Of the lines in the entries below, state how many hold the word "CORRELATION". Say nothing else.
------------------------------------------------------------
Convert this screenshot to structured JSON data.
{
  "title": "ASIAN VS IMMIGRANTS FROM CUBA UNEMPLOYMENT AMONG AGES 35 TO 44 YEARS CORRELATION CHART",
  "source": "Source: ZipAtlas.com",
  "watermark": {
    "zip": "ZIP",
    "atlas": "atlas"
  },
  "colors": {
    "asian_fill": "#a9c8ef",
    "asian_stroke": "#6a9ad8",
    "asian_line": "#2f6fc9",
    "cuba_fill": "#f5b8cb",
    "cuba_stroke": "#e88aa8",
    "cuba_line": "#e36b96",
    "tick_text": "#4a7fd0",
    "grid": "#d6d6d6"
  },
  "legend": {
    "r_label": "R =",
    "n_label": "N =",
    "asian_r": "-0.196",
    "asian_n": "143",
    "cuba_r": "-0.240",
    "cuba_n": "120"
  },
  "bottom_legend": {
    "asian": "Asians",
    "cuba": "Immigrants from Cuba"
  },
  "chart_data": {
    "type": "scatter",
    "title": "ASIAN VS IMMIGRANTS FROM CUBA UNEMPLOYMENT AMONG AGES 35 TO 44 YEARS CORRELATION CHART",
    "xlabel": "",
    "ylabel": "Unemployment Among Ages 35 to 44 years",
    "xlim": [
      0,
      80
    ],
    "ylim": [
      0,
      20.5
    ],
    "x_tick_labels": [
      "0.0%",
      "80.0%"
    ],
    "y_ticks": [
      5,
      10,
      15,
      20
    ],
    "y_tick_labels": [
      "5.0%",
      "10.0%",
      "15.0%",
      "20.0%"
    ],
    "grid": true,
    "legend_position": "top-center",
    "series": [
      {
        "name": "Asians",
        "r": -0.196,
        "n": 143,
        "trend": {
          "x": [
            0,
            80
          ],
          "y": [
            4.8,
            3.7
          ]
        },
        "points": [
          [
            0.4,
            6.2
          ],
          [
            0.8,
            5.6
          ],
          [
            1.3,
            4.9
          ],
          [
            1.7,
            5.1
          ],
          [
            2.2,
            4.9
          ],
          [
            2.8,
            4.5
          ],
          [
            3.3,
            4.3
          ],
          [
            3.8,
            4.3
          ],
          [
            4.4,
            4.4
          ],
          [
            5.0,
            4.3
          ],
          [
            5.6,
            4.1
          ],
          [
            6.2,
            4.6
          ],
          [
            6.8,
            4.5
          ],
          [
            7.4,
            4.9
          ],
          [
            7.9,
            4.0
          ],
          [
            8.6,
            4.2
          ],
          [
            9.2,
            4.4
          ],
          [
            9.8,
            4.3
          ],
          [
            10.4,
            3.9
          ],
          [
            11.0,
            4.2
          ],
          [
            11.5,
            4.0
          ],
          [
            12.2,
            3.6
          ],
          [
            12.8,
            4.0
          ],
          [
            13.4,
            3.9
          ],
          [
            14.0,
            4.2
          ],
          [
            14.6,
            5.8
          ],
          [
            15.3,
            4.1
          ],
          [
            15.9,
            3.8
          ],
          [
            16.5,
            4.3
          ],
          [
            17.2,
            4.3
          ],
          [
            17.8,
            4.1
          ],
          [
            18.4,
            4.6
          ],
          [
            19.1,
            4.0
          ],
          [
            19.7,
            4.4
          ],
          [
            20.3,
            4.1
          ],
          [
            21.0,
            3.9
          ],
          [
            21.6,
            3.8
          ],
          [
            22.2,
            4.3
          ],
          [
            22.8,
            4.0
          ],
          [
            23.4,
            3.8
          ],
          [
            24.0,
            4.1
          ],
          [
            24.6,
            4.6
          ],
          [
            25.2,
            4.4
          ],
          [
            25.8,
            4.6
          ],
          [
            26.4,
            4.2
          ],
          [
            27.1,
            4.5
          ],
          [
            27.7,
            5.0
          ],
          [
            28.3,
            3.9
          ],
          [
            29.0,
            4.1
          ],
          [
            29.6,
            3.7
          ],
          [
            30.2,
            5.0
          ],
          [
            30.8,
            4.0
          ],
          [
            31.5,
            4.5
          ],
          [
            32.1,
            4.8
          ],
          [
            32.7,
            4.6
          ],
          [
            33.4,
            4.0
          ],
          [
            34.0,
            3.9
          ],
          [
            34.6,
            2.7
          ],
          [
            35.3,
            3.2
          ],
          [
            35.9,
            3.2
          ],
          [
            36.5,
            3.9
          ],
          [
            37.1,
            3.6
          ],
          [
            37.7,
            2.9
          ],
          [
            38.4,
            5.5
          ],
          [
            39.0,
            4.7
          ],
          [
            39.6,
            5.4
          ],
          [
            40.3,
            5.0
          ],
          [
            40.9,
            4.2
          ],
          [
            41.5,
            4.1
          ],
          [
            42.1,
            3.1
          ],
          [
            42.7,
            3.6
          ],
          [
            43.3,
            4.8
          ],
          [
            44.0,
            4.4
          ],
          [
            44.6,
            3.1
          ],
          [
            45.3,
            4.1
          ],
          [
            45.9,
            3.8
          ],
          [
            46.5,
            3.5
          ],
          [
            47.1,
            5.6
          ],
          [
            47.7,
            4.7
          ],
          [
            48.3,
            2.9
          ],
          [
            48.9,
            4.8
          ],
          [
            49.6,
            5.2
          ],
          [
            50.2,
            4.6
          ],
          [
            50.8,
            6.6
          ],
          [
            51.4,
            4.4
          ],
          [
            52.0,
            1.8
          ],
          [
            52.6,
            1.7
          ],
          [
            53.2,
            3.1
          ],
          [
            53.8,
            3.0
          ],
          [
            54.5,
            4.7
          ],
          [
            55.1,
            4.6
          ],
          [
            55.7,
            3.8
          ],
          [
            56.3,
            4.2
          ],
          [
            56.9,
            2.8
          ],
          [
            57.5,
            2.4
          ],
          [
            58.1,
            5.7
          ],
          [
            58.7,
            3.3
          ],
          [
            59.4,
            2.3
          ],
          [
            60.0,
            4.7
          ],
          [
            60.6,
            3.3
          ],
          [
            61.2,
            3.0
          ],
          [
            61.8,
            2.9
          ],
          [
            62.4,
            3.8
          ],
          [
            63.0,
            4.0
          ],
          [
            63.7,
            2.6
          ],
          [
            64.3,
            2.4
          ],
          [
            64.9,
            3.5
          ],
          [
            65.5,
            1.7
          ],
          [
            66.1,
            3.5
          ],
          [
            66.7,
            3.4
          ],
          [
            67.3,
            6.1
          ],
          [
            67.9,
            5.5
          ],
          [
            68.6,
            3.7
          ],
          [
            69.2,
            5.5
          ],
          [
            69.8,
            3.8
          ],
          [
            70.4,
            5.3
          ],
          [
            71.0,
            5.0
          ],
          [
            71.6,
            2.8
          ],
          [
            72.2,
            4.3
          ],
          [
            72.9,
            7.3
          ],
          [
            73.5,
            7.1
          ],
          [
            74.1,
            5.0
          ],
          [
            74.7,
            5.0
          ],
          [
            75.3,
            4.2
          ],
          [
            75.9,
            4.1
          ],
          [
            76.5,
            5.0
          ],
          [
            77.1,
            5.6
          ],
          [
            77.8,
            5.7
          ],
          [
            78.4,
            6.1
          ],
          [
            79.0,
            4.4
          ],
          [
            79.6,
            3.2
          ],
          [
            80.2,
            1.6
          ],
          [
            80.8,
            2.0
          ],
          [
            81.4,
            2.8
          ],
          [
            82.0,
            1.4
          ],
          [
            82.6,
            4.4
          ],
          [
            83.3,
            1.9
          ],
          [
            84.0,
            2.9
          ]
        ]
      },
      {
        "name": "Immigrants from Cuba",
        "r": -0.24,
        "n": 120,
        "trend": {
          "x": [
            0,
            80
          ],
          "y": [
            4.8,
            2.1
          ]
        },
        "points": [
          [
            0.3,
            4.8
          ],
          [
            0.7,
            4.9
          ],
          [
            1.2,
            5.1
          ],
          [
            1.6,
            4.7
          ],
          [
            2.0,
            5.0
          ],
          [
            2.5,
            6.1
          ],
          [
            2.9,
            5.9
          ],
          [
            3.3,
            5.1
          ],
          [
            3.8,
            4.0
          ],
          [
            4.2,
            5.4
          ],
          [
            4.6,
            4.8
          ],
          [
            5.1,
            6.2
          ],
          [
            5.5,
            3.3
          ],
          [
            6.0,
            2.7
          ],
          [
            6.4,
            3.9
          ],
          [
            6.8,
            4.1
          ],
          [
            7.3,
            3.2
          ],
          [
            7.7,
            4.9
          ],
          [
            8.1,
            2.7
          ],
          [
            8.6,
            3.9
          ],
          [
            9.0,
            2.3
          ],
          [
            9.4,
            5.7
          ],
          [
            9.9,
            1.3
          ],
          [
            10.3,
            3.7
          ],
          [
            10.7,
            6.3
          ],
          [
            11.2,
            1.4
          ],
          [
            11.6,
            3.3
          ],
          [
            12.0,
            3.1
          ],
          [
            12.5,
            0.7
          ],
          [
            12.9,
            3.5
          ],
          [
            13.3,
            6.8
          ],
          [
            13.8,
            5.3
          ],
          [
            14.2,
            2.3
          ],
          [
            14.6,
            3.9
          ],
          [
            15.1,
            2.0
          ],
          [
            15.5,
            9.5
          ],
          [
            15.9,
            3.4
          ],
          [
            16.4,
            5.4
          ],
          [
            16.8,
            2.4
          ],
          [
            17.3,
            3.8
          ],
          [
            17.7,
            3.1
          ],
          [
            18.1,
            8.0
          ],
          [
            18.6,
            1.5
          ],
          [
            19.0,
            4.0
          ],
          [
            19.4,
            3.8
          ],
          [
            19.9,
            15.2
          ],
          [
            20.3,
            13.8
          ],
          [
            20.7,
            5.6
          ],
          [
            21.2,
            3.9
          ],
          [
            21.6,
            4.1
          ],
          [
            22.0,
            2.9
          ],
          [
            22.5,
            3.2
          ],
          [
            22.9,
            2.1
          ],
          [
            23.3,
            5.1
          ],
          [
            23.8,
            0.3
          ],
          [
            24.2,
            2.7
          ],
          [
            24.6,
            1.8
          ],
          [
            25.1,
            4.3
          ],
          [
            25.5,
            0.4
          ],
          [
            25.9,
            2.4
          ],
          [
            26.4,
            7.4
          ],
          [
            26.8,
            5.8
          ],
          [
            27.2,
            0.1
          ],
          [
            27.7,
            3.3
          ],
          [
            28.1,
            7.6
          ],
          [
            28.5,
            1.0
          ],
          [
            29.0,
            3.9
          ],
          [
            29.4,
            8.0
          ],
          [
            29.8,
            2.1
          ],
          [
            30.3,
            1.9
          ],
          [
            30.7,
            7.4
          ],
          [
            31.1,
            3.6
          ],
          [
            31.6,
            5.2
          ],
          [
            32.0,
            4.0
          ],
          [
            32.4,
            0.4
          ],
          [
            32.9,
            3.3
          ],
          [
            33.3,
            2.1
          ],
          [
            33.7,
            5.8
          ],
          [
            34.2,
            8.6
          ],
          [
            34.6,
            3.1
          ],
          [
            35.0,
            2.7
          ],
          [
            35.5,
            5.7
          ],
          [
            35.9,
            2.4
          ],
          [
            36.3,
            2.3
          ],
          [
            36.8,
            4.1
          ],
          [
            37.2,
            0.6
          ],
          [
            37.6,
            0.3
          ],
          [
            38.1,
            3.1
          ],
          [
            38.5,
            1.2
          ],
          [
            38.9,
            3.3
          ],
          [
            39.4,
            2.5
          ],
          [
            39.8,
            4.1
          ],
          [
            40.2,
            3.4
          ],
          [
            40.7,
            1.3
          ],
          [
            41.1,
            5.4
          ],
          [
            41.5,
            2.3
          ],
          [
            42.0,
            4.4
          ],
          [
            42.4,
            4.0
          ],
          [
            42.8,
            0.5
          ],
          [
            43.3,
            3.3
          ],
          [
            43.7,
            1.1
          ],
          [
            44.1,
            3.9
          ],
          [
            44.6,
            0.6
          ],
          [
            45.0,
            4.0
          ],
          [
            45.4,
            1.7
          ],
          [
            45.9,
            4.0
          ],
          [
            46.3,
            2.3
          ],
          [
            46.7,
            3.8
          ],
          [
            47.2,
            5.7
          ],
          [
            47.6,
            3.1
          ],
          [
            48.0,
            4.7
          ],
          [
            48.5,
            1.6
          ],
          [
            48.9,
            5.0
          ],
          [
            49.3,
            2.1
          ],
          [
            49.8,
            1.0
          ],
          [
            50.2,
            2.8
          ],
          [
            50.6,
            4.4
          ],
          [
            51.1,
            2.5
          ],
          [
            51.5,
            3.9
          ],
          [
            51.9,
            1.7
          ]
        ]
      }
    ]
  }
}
------------------------------------------------------------
- _FINISHED ANSWER_
2